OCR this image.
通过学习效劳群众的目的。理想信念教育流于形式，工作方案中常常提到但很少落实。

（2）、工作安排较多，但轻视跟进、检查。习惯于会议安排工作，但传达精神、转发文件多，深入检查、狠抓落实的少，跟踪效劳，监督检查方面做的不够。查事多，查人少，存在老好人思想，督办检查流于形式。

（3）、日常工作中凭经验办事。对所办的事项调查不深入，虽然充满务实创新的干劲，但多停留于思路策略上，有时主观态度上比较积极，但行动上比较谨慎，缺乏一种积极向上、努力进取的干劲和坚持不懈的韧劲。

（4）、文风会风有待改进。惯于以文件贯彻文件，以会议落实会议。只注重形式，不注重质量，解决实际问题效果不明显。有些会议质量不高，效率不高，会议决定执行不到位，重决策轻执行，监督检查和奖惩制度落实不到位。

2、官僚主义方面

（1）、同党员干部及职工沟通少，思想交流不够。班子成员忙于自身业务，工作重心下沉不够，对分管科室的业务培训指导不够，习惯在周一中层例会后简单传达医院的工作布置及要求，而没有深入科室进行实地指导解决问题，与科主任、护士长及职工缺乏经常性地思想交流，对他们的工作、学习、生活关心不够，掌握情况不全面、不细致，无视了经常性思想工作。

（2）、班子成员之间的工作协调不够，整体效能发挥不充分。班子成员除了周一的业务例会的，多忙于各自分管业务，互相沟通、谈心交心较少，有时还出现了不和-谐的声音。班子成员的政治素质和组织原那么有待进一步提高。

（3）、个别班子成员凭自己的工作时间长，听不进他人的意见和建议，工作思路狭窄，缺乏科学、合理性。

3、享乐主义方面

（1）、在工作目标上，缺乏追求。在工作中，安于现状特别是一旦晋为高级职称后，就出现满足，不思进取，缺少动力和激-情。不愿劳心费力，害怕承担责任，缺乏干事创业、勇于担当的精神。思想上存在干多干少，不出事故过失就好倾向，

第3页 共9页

* * * * * * * * *

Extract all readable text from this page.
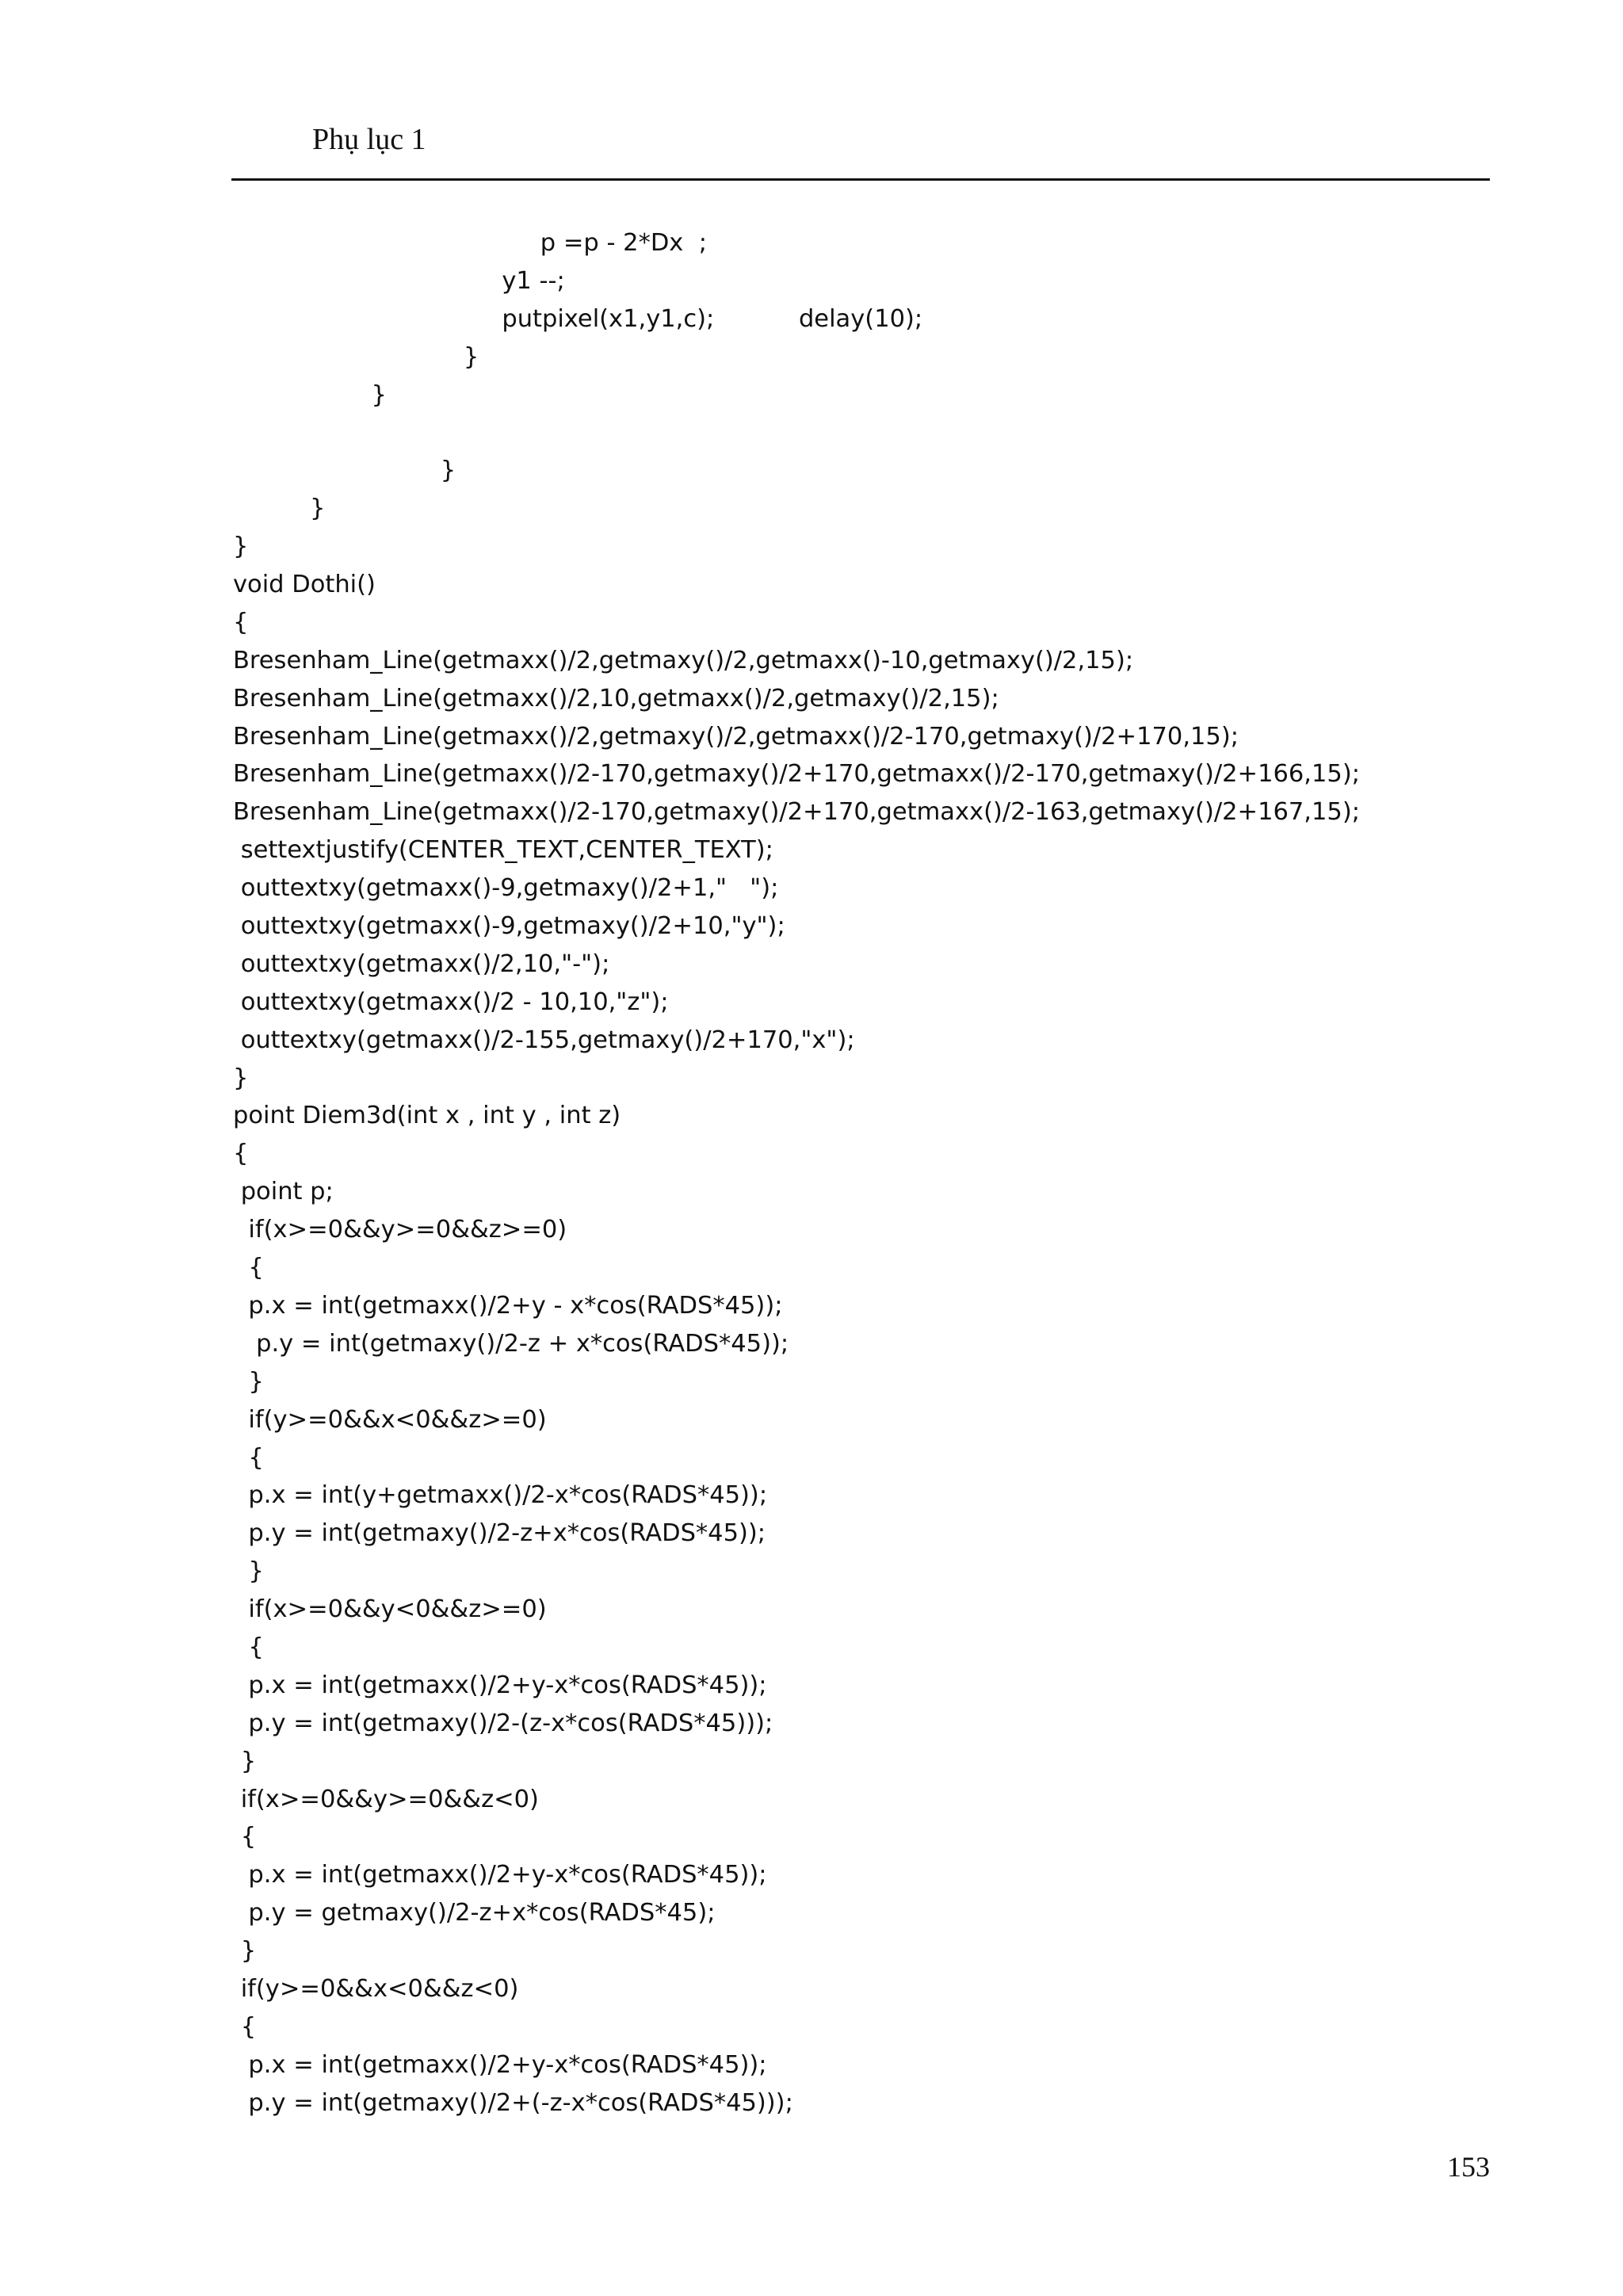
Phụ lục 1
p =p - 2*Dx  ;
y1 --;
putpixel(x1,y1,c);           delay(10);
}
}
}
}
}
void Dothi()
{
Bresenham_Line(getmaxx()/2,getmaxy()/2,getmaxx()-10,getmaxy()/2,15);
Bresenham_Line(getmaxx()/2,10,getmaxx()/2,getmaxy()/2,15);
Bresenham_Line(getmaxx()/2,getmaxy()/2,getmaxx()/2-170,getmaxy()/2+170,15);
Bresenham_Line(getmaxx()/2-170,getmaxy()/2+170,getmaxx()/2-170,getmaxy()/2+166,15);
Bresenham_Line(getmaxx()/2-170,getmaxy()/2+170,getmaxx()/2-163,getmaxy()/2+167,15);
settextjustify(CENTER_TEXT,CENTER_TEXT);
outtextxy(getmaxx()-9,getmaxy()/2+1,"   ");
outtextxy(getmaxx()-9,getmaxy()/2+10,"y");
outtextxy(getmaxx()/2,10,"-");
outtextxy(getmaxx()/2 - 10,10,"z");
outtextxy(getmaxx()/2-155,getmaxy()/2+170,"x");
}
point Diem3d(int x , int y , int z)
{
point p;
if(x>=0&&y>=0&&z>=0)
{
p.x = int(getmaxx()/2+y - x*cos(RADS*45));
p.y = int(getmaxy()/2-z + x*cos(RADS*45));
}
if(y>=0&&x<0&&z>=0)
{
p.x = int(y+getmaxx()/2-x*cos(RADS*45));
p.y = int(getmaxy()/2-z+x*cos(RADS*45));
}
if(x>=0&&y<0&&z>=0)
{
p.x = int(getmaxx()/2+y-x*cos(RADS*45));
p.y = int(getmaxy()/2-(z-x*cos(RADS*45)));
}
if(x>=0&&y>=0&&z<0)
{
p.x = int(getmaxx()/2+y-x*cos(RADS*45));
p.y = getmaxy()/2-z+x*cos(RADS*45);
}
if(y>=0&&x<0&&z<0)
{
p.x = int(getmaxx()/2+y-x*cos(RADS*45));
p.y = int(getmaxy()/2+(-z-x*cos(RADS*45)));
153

* * * * * * * * *

- Task statement
Gather each line in the entries above where the string "this" is found.

- The output
OCR this image.
Extract all readable text from this page.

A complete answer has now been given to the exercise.